** start TASK INPUT **
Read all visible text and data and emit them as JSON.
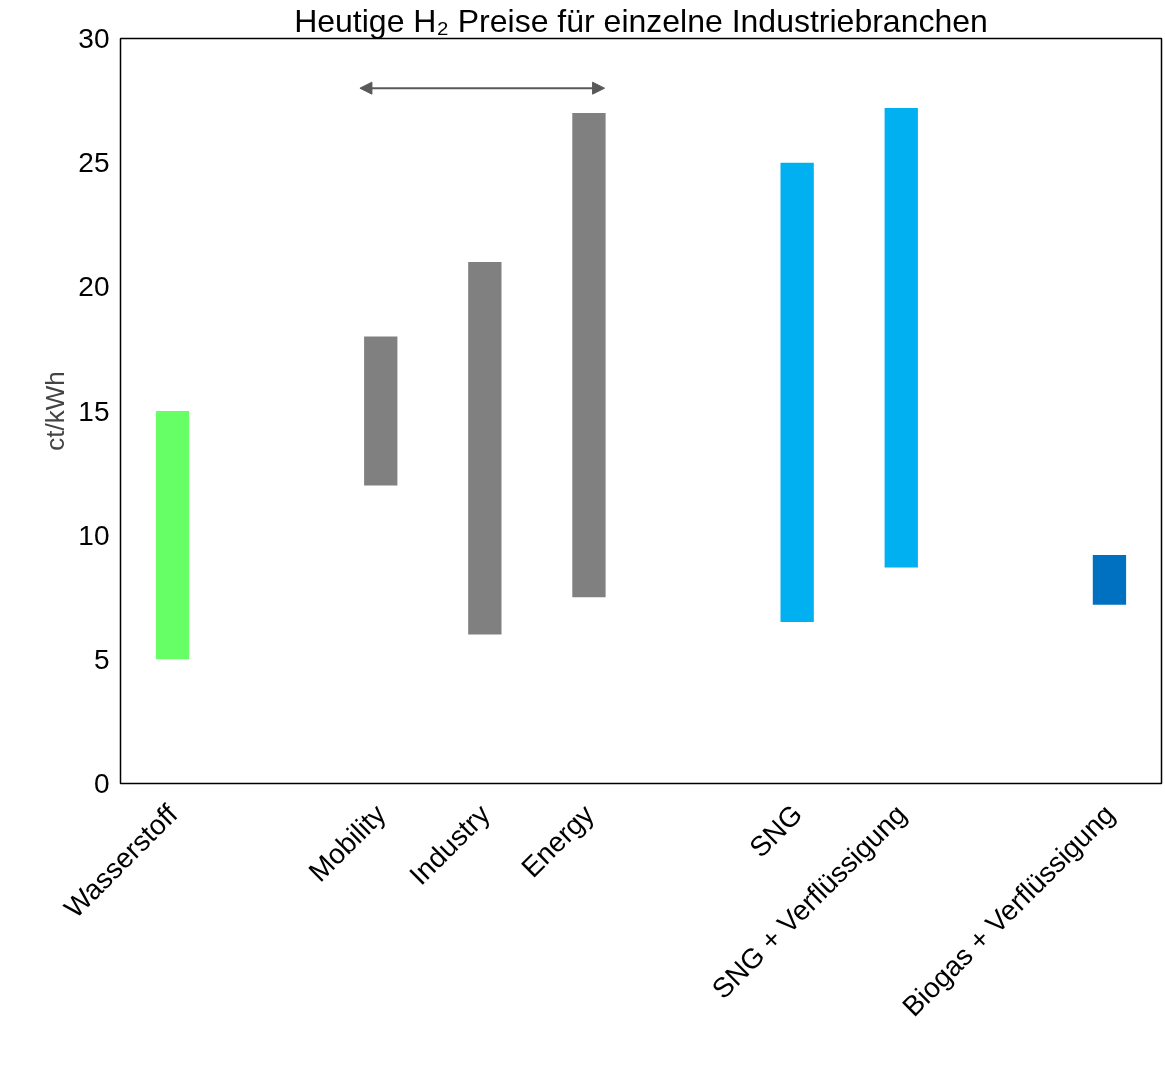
{
  "chart_data": {
    "type": "bar",
    "annotations": [
      "Heutige H₂ Preise für einzelne Industriebranchen"
    ],
    "ylabel": "ct/kWh",
    "categories": [
      "Wasserstoff",
      null,
      "Mobility",
      "Industry",
      "Energy",
      null,
      "SNG",
      "SNG + Verflüssigung",
      null,
      "Biogas + Verflüssigung"
    ],
    "values": [
      10,
      null,
      6,
      15,
      19.5,
      null,
      18.5,
      18.5,
      null,
      2
    ],
    "base": [
      5,
      null,
      12,
      6,
      7.5,
      null,
      6.5,
      8.7,
      null,
      7.2
    ],
    "colors": [
      "#66ff66",
      null,
      "#808080",
      "#808080",
      "#808080",
      null,
      "#00b0f0",
      "#00b0f0",
      null,
      "#0070c0"
    ],
    "ylim": [
      0,
      30
    ],
    "yticks": [
      0,
      5,
      10,
      15,
      20,
      25,
      30
    ]
  }
}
** end TASK INPUT **
WORK INSTRUCTIONS — Each entry above is to be written out again unchanged, apart from the pictures, which are left out.

ANSWER IN FULL —
Read all visible text and data and emit them as JSON.
{
  "chart_data": {
    "type": "bar",
    "annotations": [
      "Heutige H₂ Preise für einzelne Industriebranchen"
    ],
    "ylabel": "ct/kWh",
    "categories": [
      "Wasserstoff",
      null,
      "Mobility",
      "Industry",
      "Energy",
      null,
      "SNG",
      "SNG + Verflüssigung",
      null,
      "Biogas + Verflüssigung"
    ],
    "values": [
      10,
      null,
      6,
      15,
      19.5,
      null,
      18.5,
      18.5,
      null,
      2
    ],
    "base": [
      5,
      null,
      12,
      6,
      7.5,
      null,
      6.5,
      8.7,
      null,
      7.2
    ],
    "colors": [
      "#66ff66",
      null,
      "#808080",
      "#808080",
      "#808080",
      null,
      "#00b0f0",
      "#00b0f0",
      null,
      "#0070c0"
    ],
    "ylim": [
      0,
      30
    ],
    "yticks": [
      0,
      5,
      10,
      15,
      20,
      25,
      30
    ]
  }
}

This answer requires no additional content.